Locate the word "suivre" in the data below, then copy every line that holds it.

## begin DATA SHOWN

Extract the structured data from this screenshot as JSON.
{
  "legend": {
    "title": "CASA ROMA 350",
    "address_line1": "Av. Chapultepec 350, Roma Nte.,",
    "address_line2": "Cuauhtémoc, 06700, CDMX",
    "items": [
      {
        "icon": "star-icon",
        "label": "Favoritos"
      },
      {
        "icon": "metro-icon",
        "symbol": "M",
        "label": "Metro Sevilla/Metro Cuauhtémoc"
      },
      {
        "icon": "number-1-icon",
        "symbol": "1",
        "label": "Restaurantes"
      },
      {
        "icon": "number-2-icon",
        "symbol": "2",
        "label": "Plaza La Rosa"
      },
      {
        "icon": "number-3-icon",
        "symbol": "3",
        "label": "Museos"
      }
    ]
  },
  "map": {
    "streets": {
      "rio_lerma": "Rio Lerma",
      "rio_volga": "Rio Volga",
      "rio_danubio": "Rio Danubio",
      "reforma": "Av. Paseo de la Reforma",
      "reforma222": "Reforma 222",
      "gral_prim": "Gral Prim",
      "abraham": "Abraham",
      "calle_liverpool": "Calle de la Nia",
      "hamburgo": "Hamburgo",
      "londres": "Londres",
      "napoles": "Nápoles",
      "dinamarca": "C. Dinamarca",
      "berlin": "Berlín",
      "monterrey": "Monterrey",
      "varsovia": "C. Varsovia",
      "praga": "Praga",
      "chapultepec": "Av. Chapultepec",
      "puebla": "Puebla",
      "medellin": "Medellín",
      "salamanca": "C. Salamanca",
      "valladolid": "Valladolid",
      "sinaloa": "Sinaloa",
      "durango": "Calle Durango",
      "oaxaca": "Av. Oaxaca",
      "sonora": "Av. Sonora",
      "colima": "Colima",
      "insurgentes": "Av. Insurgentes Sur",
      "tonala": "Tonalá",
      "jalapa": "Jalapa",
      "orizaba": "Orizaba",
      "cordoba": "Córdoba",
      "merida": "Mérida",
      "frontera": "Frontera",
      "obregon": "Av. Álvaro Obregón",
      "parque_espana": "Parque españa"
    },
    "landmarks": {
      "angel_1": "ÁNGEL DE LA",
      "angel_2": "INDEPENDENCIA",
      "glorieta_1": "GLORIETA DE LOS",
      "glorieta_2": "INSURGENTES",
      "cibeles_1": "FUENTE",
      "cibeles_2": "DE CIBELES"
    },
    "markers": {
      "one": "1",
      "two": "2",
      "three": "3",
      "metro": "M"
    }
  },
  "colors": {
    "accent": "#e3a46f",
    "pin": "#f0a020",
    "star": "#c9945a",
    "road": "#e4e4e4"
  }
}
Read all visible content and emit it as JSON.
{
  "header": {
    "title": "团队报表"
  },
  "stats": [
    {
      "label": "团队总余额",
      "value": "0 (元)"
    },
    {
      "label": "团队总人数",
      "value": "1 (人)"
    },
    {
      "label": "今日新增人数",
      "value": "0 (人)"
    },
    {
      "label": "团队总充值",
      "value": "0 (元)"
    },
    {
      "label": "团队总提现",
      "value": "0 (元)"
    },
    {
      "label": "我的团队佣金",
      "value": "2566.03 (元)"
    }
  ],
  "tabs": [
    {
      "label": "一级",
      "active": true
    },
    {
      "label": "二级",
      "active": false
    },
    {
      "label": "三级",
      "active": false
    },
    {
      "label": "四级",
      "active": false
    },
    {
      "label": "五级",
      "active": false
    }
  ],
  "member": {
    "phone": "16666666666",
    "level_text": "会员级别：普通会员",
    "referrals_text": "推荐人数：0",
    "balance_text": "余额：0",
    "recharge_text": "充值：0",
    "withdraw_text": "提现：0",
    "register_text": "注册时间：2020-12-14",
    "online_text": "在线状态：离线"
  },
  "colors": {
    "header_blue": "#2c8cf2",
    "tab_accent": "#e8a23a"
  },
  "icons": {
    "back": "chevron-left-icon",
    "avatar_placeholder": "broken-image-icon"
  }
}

## end DATA SHOWN
## begin DATA SHOWN

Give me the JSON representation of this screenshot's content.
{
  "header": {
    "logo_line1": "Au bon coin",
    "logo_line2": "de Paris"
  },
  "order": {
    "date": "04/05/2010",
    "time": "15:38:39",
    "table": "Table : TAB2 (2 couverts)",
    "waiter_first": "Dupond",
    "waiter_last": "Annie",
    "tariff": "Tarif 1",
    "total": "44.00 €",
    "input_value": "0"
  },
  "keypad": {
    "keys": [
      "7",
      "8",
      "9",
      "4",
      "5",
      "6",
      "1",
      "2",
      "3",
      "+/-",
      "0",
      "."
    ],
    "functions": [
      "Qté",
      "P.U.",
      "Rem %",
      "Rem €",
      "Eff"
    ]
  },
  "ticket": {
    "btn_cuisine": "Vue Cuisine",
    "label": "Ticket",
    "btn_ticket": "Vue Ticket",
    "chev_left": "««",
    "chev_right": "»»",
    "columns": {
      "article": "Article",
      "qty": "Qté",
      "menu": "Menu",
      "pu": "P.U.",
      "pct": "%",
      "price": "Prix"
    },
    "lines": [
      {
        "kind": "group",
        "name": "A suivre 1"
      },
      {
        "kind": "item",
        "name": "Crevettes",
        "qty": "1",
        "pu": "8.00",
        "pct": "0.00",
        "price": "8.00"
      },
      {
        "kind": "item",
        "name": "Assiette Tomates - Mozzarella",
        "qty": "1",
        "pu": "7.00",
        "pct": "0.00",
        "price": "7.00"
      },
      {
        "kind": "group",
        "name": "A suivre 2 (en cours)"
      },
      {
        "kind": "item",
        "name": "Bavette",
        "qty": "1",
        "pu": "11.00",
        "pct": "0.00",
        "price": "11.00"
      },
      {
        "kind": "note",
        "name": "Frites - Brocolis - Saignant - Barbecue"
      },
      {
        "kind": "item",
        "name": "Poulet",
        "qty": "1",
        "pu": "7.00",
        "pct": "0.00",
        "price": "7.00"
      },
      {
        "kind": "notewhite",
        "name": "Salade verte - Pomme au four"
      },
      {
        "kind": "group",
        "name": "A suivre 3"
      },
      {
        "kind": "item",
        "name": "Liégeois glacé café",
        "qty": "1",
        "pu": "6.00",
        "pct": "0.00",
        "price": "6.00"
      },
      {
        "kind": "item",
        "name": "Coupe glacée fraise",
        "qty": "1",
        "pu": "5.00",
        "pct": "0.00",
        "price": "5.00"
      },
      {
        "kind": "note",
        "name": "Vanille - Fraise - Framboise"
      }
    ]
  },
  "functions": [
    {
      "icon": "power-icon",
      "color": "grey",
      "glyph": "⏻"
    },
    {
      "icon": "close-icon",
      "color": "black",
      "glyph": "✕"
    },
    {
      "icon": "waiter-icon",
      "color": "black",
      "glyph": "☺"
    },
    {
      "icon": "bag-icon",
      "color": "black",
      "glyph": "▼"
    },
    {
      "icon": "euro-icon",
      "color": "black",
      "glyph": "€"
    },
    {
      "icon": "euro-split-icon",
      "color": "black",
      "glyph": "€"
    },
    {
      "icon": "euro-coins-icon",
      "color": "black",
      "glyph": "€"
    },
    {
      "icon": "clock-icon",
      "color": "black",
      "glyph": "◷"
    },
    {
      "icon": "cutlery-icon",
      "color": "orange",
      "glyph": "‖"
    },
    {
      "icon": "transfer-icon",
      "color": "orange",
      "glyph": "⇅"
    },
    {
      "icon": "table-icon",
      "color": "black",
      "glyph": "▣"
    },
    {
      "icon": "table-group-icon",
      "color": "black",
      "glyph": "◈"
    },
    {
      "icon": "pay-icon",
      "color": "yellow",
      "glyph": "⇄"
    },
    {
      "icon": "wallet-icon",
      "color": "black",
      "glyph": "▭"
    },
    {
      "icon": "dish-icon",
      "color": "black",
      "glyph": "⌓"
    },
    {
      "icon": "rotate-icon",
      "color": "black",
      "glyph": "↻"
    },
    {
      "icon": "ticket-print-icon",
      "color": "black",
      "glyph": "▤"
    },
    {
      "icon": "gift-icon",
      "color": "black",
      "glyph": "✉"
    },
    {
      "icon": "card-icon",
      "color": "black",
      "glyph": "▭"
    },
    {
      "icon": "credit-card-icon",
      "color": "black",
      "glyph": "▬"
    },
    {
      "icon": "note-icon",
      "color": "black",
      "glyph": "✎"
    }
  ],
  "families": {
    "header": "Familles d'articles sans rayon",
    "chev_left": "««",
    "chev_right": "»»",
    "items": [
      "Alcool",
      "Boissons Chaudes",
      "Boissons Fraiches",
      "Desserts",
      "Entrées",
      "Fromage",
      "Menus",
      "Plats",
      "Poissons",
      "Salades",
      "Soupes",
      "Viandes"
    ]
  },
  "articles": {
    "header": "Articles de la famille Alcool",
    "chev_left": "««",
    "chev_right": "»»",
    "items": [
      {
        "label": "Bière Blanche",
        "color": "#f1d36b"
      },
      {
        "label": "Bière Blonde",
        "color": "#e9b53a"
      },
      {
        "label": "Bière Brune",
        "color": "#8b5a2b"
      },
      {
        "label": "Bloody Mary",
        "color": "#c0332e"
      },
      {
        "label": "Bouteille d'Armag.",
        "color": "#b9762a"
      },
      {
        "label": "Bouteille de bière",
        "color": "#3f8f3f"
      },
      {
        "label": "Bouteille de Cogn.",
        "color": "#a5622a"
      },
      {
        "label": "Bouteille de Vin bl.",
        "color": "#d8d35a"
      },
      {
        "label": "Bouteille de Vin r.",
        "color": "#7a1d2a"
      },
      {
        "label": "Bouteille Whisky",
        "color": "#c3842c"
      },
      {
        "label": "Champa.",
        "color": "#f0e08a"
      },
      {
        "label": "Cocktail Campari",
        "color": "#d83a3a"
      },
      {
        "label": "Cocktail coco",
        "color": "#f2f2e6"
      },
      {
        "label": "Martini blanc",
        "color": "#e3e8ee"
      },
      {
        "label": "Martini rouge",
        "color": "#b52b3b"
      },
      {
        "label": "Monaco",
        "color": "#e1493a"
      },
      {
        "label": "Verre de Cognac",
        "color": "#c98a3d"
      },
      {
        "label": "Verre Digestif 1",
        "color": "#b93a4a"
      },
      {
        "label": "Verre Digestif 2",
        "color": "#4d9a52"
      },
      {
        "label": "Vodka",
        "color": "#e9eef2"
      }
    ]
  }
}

## end DATA SHOWN

#### [OUTPUT OF THE EXERCISE]
        "name": "A suivre 1"
        "name": "A suivre 2 (en cours)"
        "name": "A suivre 3"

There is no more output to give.